* [GIVEN EXERCISE]
Keep only the lines of the listing that include the word "ELODIE", and copy them.

(Dataset excerpt)
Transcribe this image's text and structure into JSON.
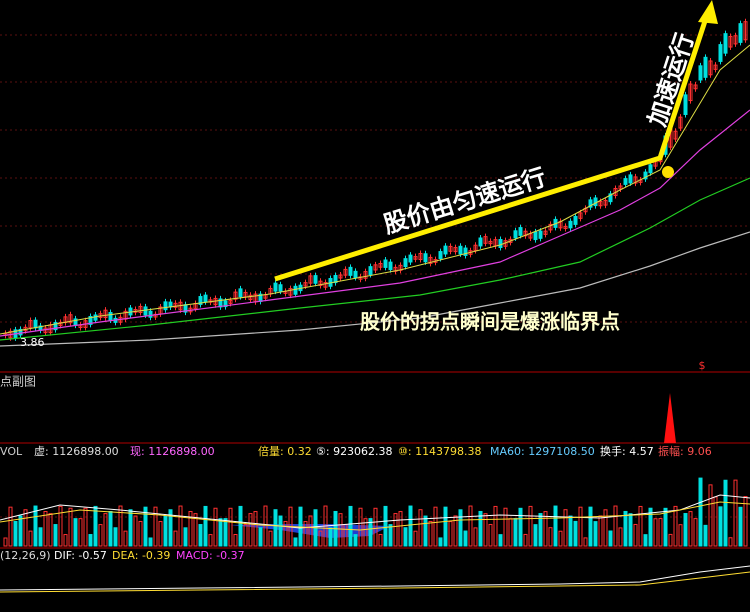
{
  "main_panel": {
    "low_label": "3.86",
    "marker": "$"
  },
  "annotations": {
    "steady": "股价由匀速运行",
    "accelerate": "加速运行",
    "turning_point": "股价的拐点瞬间是爆涨临界点"
  },
  "sub_panel": {
    "title": "点副图"
  },
  "volume_panel": {
    "items": [
      "VOL",
      "虚: 1126898.00",
      "现: 1126898.00",
      "倍量: 0.32",
      "⑤: 923062.38",
      "⑩: 1143798.38",
      "MA60: 1297108.50",
      "换手: 4.57",
      "振幅: 9.06"
    ]
  },
  "macd_panel": {
    "items": [
      "(12,26,9)",
      "DIF: -0.57",
      "DEA: -0.39",
      "MACD: -0.37"
    ]
  }
}
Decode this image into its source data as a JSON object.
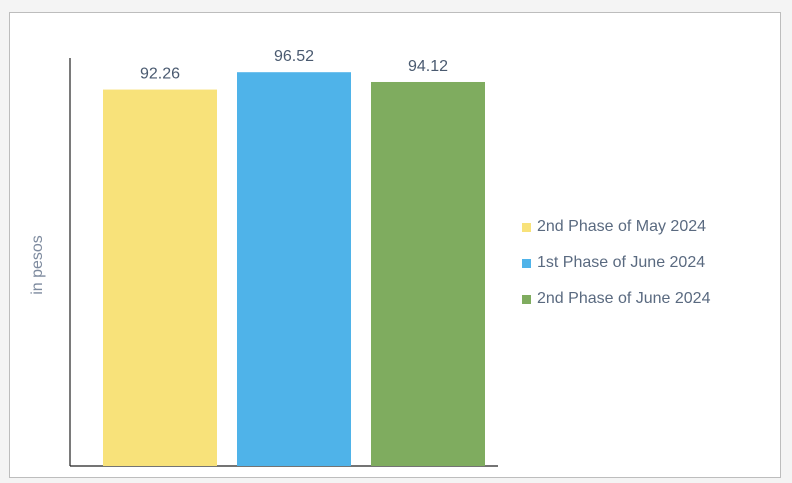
{
  "chart_data": {
    "type": "bar",
    "categories": [
      "2nd Phase of May 2024",
      "1st Phase of June 2024",
      "2nd Phase of June 2024"
    ],
    "values": [
      92.26,
      96.52,
      94.12
    ],
    "data_labels": [
      "92.26",
      "96.52",
      "94.12"
    ],
    "colors": [
      "#f8e27a",
      "#4fb3e9",
      "#7fac5f"
    ],
    "title": "",
    "xlabel": "",
    "ylabel": "in pesos",
    "ylim": [
      0,
      100
    ],
    "grid": false,
    "legend_placement": "right"
  }
}
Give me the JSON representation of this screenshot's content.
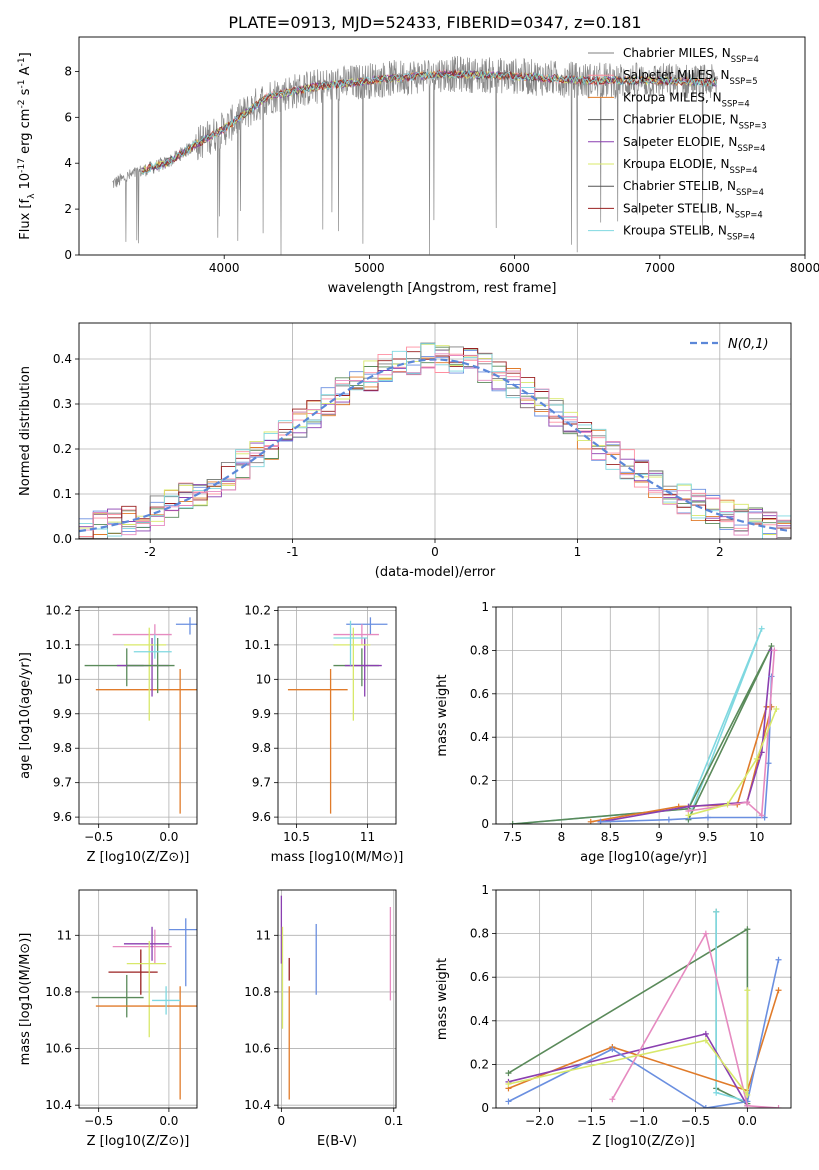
{
  "title": "PLATE=0913, MJD=52433, FIBERID=0347, z=0.181",
  "colors": [
    "#6a8fe0",
    "#e07b2a",
    "#5a8a5a",
    "#ff8fa0",
    "#8a3fb0",
    "#d8e86a",
    "#7f7f7f",
    "#9a2020",
    "#7fd8e0",
    "#e68ac0",
    "#a0a0a0"
  ],
  "chart_data": [
    {
      "id": "spectrum",
      "type": "line",
      "xlabel": "wavelength [Angstrom, rest frame]",
      "ylabel": "Flux [f_λ 10^-17 erg cm^-2 s^-1 A^-1]",
      "xlim": [
        3000,
        8000
      ],
      "ylim": [
        0,
        9.5
      ],
      "xticks": [
        4000,
        5000,
        6000,
        7000,
        8000
      ],
      "yticks": [
        0,
        2,
        4,
        6,
        8
      ],
      "legend_position": "top-right",
      "legend": [
        {
          "label": "Chabrier MILES, N_SSP=4",
          "color": "#7f7f7f"
        },
        {
          "label": "Salpeter MILES, N_SSP=5",
          "color": "#ff8fa0"
        },
        {
          "label": "Kroupa MILES, N_SSP=4",
          "color": "#e07b2a"
        },
        {
          "label": "Chabrier ELODIE, N_SSP=3",
          "color": "#5a5a5a"
        },
        {
          "label": "Salpeter ELODIE, N_SSP=4",
          "color": "#8a3fb0"
        },
        {
          "label": "Kroupa ELODIE, N_SSP=4",
          "color": "#d8e86a"
        },
        {
          "label": "Chabrier STELIB, N_SSP=4",
          "color": "#555555"
        },
        {
          "label": "Salpeter STELIB, N_SSP=4",
          "color": "#9a2020"
        },
        {
          "label": "Kroupa STELIB, N_SSP=4",
          "color": "#7fd8e0"
        }
      ],
      "envelope": {
        "x": [
          3230,
          3400,
          3600,
          3800,
          4000,
          4300,
          4600,
          5000,
          5500,
          6000,
          6500,
          7000,
          7400
        ],
        "y": [
          3.1,
          3.6,
          4.0,
          4.8,
          5.5,
          6.9,
          7.3,
          7.6,
          7.9,
          7.8,
          7.6,
          7.6,
          7.5
        ]
      }
    },
    {
      "id": "residuals",
      "type": "line",
      "xlabel": "(data-model)/error",
      "ylabel": "Normed distribution",
      "xlim": [
        -2.5,
        2.5
      ],
      "ylim": [
        0,
        0.48
      ],
      "xticks": [
        -2,
        -1,
        0,
        1,
        2
      ],
      "yticks": [
        0.0,
        0.1,
        0.2,
        0.3,
        0.4
      ],
      "legend_position": "top-right",
      "legend_label": "N(0,1)",
      "legend_color": "#5b87d8"
    },
    {
      "id": "age-vs-Z",
      "type": "scatter",
      "xlabel": "Z [log10(Z/Z⊙)]",
      "ylabel": "age [log10(age/yr)]",
      "xlim": [
        -0.64,
        0.2
      ],
      "ylim": [
        9.58,
        10.21
      ],
      "xticks": [
        -0.5,
        0.0
      ],
      "xticklabels": [
        "−0.5",
        "0.0"
      ],
      "yticks": [
        9.6,
        9.7,
        9.8,
        9.9,
        10.0,
        10.1,
        10.2
      ],
      "points": [
        {
          "x": -0.3,
          "y": 10.04,
          "xerr": 0.3,
          "yerr": [
            0.06,
            0.05
          ],
          "color": "#5a8a5a"
        },
        {
          "x": 0.15,
          "y": 10.16,
          "xerr": 0.1,
          "yerr": [
            0.03,
            0.02
          ],
          "color": "#6a8fe0"
        },
        {
          "x": 0.08,
          "y": 9.97,
          "xerr": 0.6,
          "yerr": [
            0.36,
            0.06
          ],
          "color": "#e07b2a"
        },
        {
          "x": -0.1,
          "y": 10.13,
          "xerr": 0.3,
          "yerr": [
            0.03,
            0.03
          ],
          "color": "#e68ac0"
        },
        {
          "x": -0.12,
          "y": 10.04,
          "xerr": 0.25,
          "yerr": [
            0.09,
            0.08
          ],
          "color": "#8a3fb0"
        },
        {
          "x": -0.14,
          "y": 10.1,
          "xerr": 0.18,
          "yerr": [
            0.22,
            0.05
          ],
          "color": "#d8e86a"
        },
        {
          "x": -0.08,
          "y": 10.04,
          "xerr": 0.22,
          "yerr": [
            0.08,
            0.08
          ],
          "color": "#5a8a5a"
        },
        {
          "x": -0.1,
          "y": 10.08,
          "xerr": 0.15,
          "yerr": [
            0.02,
            0.05
          ],
          "color": "#7fd8e0"
        }
      ]
    },
    {
      "id": "age-vs-mass",
      "type": "scatter",
      "xlabel": "mass [log10(M/M⊙)]",
      "ylabel": "",
      "xlim": [
        10.37,
        11.2
      ],
      "ylim": [
        9.58,
        10.21
      ],
      "xticks": [
        10.5,
        11.0
      ],
      "yticks": [
        9.6,
        9.7,
        9.8,
        9.9,
        10.0,
        10.1,
        10.2
      ],
      "points": [
        {
          "x": 10.74,
          "y": 9.97,
          "xerr": 0.3,
          "yerr": [
            0.36,
            0.06
          ],
          "color": "#e07b2a"
        },
        {
          "x": 11.02,
          "y": 10.16,
          "xerr": 0.17,
          "yerr": [
            0.03,
            0.02
          ],
          "color": "#6a8fe0"
        },
        {
          "x": 10.96,
          "y": 10.04,
          "xerr": 0.2,
          "yerr": [
            0.06,
            0.05
          ],
          "color": "#5a8a5a"
        },
        {
          "x": 10.96,
          "y": 10.13,
          "xerr": 0.2,
          "yerr": [
            0.03,
            0.03
          ],
          "color": "#e68ac0"
        },
        {
          "x": 10.98,
          "y": 10.04,
          "xerr": 0.14,
          "yerr": [
            0.09,
            0.08
          ],
          "color": "#8a3fb0"
        },
        {
          "x": 10.9,
          "y": 10.1,
          "xerr": 0.14,
          "yerr": [
            0.22,
            0.05
          ],
          "color": "#d8e86a"
        },
        {
          "x": 10.88,
          "y": 10.12,
          "xerr": 0.12,
          "yerr": [
            0.08,
            0.05
          ],
          "color": "#7fd8e0"
        }
      ]
    },
    {
      "id": "weight-vs-age",
      "type": "line",
      "xlabel": "age [log10(age/yr)]",
      "ylabel": "mass weight",
      "xlim": [
        7.33,
        10.35
      ],
      "ylim": [
        0,
        1.0
      ],
      "xticks": [
        7.5,
        8.0,
        8.5,
        9.0,
        9.5,
        10.0
      ],
      "yticks": [
        0.0,
        0.2,
        0.4,
        0.6,
        0.8,
        1.0
      ],
      "series": [
        {
          "color": "#7fd8e0",
          "x": [
            7.5,
            9.3,
            10.05,
            9.3
          ],
          "y": [
            0.0,
            0.07,
            0.9,
            0.02
          ]
        },
        {
          "color": "#5a8a5a",
          "x": [
            7.5,
            9.3,
            10.15,
            9.3
          ],
          "y": [
            0.0,
            0.07,
            0.82,
            0.02
          ]
        },
        {
          "color": "#e07b2a",
          "x": [
            8.3,
            9.2,
            9.8,
            10.1,
            10.15,
            9.9
          ],
          "y": [
            0.01,
            0.08,
            0.09,
            0.54,
            0.54,
            0.1
          ]
        },
        {
          "color": "#8a3fb0",
          "x": [
            8.4,
            9.3,
            9.9,
            10.05,
            10.15
          ],
          "y": [
            0.01,
            0.08,
            0.1,
            0.33,
            0.8
          ]
        },
        {
          "color": "#6a8fe0",
          "x": [
            8.4,
            9.1,
            9.5,
            10.08,
            10.12,
            10.15
          ],
          "y": [
            0.01,
            0.02,
            0.03,
            0.03,
            0.28,
            0.68
          ]
        },
        {
          "color": "#e68ac0",
          "x": [
            9.3,
            9.9,
            10.05,
            10.18
          ],
          "y": [
            0.06,
            0.1,
            0.04,
            0.8
          ]
        },
        {
          "color": "#d8e86a",
          "x": [
            9.3,
            9.7,
            10.0,
            10.2
          ],
          "y": [
            0.04,
            0.09,
            0.3,
            0.53
          ]
        }
      ]
    },
    {
      "id": "mass-vs-Z",
      "type": "scatter",
      "xlabel": "Z [log10(Z/Z⊙)]",
      "ylabel": "mass [log10(M/M⊙)]",
      "xlim": [
        -0.64,
        0.2
      ],
      "ylim": [
        10.39,
        11.16
      ],
      "xticks": [
        -0.5,
        0.0
      ],
      "xticklabels": [
        "−0.5",
        "0.0"
      ],
      "yticks": [
        10.4,
        10.6,
        10.8,
        11.0
      ],
      "points": [
        {
          "x": 0.12,
          "y": 11.02,
          "xerr": 0.12,
          "yerr": [
            0.2,
            0.04
          ],
          "color": "#6a8fe0"
        },
        {
          "x": -0.1,
          "y": 10.96,
          "xerr": 0.3,
          "yerr": [
            0.06,
            0.06
          ],
          "color": "#e68ac0"
        },
        {
          "x": -0.12,
          "y": 10.97,
          "xerr": 0.2,
          "yerr": [
            0.06,
            0.06
          ],
          "color": "#8a3fb0"
        },
        {
          "x": -0.3,
          "y": 10.78,
          "xerr": 0.25,
          "yerr": [
            0.07,
            0.08
          ],
          "color": "#5a8a5a"
        },
        {
          "x": -0.2,
          "y": 10.87,
          "xerr": 0.23,
          "yerr": [
            0.08,
            0.08
          ],
          "color": "#9a2020"
        },
        {
          "x": -0.14,
          "y": 10.9,
          "xerr": 0.16,
          "yerr": [
            0.26,
            0.08
          ],
          "color": "#d8e86a"
        },
        {
          "x": 0.08,
          "y": 10.75,
          "xerr": 0.6,
          "yerr": [
            0.33,
            0.07
          ],
          "color": "#e07b2a"
        },
        {
          "x": -0.02,
          "y": 10.77,
          "xerr": 0.1,
          "yerr": [
            0.05,
            0.05
          ],
          "color": "#7fd8e0"
        }
      ]
    },
    {
      "id": "mass-vs-EBV",
      "type": "scatter",
      "xlabel": "E(B-V)",
      "ylabel": "",
      "xlim": [
        -0.003,
        0.102
      ],
      "ylim": [
        10.39,
        11.16
      ],
      "xticks": [
        0.0,
        0.1
      ],
      "yticks": [
        10.4,
        10.6,
        10.8,
        11.0
      ],
      "points": [
        {
          "x": 0.0,
          "y": 11.0,
          "yerr": [
            0.1,
            0.14
          ],
          "color": "#8a3fb0"
        },
        {
          "x": 0.001,
          "y": 10.87,
          "yerr": [
            0.2,
            0.16
          ],
          "color": "#d8e86a"
        },
        {
          "x": 0.007,
          "y": 10.75,
          "yerr": [
            0.33,
            0.07
          ],
          "color": "#e07b2a"
        },
        {
          "x": 0.007,
          "y": 10.88,
          "yerr": [
            0.04,
            0.04
          ],
          "color": "#9a2020"
        },
        {
          "x": 0.031,
          "y": 10.92,
          "yerr": [
            0.13,
            0.12
          ],
          "color": "#6a8fe0"
        },
        {
          "x": 0.097,
          "y": 10.93,
          "yerr": [
            0.16,
            0.17
          ],
          "color": "#e68ac0"
        }
      ]
    },
    {
      "id": "weight-vs-Z",
      "type": "line",
      "xlabel": "Z [log10(Z/Z⊙)]",
      "ylabel": "mass weight",
      "xlim": [
        -2.42,
        0.42
      ],
      "ylim": [
        0,
        1.0
      ],
      "xticks": [
        -2.0,
        -1.5,
        -1.0,
        -0.5,
        0.0
      ],
      "xticklabels": [
        "−2.0",
        "−1.5",
        "−1.0",
        "−0.5",
        "0.0"
      ],
      "yticks": [
        0.0,
        0.2,
        0.4,
        0.6,
        0.8,
        1.0
      ],
      "series": [
        {
          "color": "#5a8a5a",
          "x": [
            -2.3,
            0.0,
            0.0,
            -0.3,
            -0.3
          ],
          "y": [
            0.16,
            0.82,
            0.02,
            0.09,
            0.9
          ]
        },
        {
          "color": "#7fd8e0",
          "x": [
            -0.3,
            -0.3,
            0.0
          ],
          "y": [
            0.9,
            0.07,
            0.03
          ]
        },
        {
          "color": "#e07b2a",
          "x": [
            -2.3,
            -1.3,
            0.0,
            0.3
          ],
          "y": [
            0.09,
            0.28,
            0.08,
            0.54
          ]
        },
        {
          "color": "#8a3fb0",
          "x": [
            -2.3,
            -0.4,
            0.0
          ],
          "y": [
            0.12,
            0.34,
            0.01
          ]
        },
        {
          "color": "#6a8fe0",
          "x": [
            -2.3,
            -1.3,
            -0.4,
            0.0,
            0.3
          ],
          "y": [
            0.03,
            0.27,
            0.0,
            0.03,
            0.68
          ]
        },
        {
          "color": "#e68ac0",
          "x": [
            -1.3,
            -0.4,
            0.0,
            0.3
          ],
          "y": [
            0.04,
            0.8,
            0.01,
            0.0
          ]
        },
        {
          "color": "#d8e86a",
          "x": [
            -2.3,
            -0.4,
            0.0,
            0.0
          ],
          "y": [
            0.11,
            0.31,
            0.06,
            0.54
          ]
        }
      ]
    }
  ]
}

* [CORRECT RESULT]
          "label": "Chabrier ELODIE, N_SSP=3",
          "label": "Salpeter ELODIE, N_SSP=4",
          "label": "Kroupa ELODIE, N_SSP=4",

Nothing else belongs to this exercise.